Task to carry out >>
Find each line with the string "Toronto" and report it.

** START **

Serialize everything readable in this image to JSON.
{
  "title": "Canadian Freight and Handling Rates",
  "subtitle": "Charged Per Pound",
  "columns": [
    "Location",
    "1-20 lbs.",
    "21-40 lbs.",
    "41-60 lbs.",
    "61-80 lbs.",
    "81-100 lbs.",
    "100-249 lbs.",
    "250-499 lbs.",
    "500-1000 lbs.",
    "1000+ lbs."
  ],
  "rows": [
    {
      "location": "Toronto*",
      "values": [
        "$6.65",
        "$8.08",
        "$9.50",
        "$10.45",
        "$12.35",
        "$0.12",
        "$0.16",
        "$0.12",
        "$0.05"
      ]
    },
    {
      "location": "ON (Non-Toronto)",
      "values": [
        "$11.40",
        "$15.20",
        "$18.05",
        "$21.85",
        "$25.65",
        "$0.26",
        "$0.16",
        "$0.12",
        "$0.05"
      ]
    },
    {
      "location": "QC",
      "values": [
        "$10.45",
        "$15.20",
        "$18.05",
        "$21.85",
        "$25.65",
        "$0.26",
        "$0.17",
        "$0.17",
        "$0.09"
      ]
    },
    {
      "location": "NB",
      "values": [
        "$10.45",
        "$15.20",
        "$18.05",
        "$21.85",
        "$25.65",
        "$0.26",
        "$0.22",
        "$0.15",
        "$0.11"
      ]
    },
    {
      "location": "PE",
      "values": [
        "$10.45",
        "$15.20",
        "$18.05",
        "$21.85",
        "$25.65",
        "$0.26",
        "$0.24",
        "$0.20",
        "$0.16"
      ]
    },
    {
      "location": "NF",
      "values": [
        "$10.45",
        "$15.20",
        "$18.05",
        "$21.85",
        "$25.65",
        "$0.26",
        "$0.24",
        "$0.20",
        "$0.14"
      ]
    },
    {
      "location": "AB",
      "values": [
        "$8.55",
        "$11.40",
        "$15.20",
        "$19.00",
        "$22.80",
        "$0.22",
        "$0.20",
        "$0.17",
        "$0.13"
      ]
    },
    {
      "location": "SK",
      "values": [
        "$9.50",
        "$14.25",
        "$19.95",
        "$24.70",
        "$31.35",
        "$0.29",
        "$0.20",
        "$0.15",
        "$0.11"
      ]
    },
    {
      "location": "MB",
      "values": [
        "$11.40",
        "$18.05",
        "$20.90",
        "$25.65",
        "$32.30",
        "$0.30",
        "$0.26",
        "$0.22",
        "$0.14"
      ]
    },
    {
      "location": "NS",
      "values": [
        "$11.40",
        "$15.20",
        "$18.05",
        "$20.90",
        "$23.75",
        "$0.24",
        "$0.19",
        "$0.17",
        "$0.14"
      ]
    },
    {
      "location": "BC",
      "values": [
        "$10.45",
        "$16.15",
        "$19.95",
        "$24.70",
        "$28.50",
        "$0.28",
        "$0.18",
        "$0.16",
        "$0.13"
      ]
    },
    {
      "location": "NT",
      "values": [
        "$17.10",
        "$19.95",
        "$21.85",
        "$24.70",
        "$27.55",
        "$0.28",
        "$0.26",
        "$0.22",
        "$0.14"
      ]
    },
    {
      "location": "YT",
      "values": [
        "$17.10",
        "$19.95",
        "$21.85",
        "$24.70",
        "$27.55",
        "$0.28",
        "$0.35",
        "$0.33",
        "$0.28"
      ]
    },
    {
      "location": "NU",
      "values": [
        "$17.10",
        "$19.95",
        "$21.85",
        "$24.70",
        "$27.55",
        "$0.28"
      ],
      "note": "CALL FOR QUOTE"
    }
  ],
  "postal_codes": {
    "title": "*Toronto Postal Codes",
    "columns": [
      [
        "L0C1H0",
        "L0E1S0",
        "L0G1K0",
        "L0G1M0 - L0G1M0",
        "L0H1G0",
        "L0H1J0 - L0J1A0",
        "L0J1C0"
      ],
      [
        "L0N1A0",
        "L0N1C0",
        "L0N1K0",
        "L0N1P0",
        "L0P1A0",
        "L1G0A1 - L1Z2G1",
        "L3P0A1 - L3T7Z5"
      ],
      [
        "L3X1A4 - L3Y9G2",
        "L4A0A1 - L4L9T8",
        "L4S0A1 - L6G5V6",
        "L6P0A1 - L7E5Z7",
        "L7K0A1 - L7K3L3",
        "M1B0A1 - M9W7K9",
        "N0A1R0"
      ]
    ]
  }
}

** END **

Result for this task >>
      "location": "Toronto*",
      "location": "ON (Non-Toronto)",
    "title": "*Toronto Postal Codes",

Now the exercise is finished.